**Materials provided**
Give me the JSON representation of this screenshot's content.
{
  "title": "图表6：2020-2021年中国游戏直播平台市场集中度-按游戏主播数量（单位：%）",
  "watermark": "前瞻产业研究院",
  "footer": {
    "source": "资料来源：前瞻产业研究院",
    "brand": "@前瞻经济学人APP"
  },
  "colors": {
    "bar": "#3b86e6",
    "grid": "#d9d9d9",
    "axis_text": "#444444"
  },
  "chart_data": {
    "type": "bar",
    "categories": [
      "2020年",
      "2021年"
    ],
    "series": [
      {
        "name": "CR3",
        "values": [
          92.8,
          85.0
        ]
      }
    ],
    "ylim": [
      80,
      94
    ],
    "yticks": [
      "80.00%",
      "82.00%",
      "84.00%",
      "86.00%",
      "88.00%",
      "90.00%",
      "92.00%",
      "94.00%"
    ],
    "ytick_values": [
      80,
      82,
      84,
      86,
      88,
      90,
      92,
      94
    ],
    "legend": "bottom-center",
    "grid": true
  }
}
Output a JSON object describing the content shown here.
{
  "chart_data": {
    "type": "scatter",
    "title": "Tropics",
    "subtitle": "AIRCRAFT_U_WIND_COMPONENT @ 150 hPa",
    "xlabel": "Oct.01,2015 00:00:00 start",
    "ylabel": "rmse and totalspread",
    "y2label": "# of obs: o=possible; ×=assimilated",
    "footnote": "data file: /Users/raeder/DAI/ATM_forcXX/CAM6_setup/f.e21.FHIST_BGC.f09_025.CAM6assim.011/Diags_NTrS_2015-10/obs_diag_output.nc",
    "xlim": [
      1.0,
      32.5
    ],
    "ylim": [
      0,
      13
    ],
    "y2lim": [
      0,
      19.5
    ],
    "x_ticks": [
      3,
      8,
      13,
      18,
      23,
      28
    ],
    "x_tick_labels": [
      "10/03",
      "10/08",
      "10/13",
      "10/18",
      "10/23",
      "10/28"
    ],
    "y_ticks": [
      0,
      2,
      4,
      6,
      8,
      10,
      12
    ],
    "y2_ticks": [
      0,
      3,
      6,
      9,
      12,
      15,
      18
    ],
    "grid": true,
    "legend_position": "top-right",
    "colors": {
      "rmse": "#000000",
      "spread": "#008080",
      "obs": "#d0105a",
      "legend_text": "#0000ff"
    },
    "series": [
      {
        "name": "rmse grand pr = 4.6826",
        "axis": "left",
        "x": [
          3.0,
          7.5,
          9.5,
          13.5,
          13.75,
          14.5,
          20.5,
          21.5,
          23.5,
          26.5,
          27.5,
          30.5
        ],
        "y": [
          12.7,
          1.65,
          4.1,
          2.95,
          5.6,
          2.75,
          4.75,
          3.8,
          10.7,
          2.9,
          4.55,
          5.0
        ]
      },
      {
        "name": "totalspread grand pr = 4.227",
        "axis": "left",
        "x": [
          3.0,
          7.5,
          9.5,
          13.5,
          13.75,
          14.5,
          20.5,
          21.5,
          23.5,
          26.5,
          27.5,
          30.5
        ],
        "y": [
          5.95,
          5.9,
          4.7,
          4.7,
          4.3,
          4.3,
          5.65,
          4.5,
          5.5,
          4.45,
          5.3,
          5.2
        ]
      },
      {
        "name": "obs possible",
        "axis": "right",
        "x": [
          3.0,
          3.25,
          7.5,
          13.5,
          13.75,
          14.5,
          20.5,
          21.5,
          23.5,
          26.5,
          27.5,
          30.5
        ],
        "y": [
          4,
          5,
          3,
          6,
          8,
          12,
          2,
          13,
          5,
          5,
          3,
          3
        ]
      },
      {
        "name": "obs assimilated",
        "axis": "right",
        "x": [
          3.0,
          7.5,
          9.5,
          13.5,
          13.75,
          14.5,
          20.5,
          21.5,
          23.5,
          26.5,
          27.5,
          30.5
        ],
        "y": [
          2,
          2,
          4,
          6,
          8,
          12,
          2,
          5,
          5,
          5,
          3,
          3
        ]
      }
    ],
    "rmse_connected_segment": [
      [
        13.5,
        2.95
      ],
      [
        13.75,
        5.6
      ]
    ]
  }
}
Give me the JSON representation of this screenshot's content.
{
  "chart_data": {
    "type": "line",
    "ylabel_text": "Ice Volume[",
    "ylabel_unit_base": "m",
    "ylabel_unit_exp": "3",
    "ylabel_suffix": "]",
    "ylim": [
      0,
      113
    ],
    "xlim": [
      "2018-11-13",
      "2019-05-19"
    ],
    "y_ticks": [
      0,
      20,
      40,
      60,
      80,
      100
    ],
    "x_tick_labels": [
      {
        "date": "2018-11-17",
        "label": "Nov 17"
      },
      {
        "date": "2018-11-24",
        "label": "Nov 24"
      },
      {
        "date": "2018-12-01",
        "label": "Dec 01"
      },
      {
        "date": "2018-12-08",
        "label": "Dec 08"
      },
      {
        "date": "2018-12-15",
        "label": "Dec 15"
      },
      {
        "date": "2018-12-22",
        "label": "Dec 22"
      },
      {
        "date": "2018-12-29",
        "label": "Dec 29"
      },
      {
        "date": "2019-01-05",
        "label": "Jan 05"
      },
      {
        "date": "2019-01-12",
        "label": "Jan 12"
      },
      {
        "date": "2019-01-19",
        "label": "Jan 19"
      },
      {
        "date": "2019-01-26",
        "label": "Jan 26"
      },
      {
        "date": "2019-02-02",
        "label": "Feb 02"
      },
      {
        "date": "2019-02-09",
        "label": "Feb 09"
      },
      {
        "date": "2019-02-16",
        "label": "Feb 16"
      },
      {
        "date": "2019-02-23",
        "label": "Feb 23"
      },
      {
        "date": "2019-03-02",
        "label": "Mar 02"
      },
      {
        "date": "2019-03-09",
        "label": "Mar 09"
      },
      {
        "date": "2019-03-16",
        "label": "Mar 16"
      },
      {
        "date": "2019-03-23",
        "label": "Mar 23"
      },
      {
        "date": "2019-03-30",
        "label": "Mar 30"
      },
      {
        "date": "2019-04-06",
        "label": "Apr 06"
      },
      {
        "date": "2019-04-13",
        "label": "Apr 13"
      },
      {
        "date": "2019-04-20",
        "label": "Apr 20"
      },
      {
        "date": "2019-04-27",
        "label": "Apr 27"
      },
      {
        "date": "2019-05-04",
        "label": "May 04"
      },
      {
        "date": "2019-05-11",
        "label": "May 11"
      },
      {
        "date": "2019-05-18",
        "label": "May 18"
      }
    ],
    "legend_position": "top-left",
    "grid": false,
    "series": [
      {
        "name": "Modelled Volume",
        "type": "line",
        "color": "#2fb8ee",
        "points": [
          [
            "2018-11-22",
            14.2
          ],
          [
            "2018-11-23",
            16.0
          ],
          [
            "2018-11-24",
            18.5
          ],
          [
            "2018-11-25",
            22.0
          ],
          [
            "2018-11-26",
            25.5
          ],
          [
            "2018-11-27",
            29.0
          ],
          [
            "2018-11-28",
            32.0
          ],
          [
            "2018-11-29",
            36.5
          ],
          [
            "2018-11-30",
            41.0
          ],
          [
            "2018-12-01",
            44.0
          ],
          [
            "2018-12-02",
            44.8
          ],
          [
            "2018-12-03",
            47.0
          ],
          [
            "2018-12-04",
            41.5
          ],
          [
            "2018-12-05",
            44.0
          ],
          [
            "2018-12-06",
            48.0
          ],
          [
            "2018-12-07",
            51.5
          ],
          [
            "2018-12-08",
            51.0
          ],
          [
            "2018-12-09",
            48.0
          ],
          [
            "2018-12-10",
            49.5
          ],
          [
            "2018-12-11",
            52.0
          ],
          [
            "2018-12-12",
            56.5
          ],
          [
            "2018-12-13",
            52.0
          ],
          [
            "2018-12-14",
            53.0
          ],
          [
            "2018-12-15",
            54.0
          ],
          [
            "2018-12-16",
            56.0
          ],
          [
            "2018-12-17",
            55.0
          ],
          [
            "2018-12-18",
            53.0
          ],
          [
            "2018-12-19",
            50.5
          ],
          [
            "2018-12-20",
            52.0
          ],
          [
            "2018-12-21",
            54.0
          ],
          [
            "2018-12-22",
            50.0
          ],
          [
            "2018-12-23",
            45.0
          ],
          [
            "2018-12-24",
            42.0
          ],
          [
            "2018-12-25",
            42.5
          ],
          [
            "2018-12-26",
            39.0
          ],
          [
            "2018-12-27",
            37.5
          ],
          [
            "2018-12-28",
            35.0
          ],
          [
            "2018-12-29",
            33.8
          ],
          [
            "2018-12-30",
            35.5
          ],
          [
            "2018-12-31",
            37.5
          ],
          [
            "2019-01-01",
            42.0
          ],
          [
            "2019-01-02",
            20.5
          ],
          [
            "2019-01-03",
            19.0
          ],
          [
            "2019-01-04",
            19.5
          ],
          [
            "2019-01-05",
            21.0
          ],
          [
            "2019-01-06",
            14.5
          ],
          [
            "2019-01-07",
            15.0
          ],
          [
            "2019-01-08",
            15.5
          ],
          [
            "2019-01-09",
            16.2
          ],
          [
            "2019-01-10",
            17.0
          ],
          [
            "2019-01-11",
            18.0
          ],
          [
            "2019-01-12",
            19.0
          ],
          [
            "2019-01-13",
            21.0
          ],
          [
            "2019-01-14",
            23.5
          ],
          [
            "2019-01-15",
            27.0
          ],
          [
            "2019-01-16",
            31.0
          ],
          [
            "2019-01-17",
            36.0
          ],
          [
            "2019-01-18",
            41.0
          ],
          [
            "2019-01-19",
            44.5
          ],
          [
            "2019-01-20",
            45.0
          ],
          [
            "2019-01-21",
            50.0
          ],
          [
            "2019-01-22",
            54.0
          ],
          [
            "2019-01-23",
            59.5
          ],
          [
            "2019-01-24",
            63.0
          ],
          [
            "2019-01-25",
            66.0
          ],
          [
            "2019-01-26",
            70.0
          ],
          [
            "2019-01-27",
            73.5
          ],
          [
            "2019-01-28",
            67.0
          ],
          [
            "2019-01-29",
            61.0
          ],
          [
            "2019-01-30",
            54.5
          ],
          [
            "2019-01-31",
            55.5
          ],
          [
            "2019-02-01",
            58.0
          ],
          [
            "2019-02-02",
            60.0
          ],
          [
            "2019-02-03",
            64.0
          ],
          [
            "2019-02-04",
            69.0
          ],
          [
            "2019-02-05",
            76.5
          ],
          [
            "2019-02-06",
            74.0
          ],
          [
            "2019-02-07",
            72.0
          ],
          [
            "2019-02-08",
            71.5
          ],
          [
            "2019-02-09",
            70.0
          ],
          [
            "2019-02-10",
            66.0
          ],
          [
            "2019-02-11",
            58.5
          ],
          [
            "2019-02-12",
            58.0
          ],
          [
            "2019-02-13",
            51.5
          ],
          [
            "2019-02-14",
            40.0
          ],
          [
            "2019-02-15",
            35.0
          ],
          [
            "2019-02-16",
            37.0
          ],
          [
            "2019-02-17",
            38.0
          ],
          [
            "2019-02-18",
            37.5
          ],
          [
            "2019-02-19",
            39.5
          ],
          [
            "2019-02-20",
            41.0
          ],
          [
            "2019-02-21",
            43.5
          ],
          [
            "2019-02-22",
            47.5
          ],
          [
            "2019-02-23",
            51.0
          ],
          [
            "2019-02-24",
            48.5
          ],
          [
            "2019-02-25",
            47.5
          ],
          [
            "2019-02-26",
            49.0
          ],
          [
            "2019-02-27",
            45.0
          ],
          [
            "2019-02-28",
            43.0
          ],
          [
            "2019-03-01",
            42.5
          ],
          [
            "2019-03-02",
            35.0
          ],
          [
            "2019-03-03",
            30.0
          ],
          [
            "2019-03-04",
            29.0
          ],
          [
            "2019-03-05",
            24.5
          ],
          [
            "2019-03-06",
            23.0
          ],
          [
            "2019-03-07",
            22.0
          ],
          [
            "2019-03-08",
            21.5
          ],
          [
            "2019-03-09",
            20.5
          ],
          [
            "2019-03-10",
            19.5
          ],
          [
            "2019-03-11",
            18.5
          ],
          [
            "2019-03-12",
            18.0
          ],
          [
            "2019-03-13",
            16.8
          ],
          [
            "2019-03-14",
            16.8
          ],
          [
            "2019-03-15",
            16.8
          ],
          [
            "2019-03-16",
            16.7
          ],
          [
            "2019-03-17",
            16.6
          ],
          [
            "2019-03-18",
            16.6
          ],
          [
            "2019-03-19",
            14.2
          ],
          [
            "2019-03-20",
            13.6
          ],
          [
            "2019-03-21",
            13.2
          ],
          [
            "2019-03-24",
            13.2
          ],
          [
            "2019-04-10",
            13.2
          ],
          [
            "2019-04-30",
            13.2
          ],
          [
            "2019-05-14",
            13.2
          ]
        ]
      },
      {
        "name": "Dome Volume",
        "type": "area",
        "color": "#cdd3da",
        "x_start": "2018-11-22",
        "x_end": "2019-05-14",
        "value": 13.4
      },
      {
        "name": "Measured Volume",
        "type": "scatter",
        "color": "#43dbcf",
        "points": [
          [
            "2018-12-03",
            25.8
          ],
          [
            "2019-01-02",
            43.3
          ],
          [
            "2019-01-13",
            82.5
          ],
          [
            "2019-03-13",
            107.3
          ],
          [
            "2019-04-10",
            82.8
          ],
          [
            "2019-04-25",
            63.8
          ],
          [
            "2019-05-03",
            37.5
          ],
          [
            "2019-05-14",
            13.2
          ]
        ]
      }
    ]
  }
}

**Directions for this task**
Find the word "type" in the entries above and gather every line that holds it.

**Expected answer**
    "type": "bar",
    "type": "scatter",
    "type": "line",
        "type": "line",
        "type": "area",
        "type": "scatter",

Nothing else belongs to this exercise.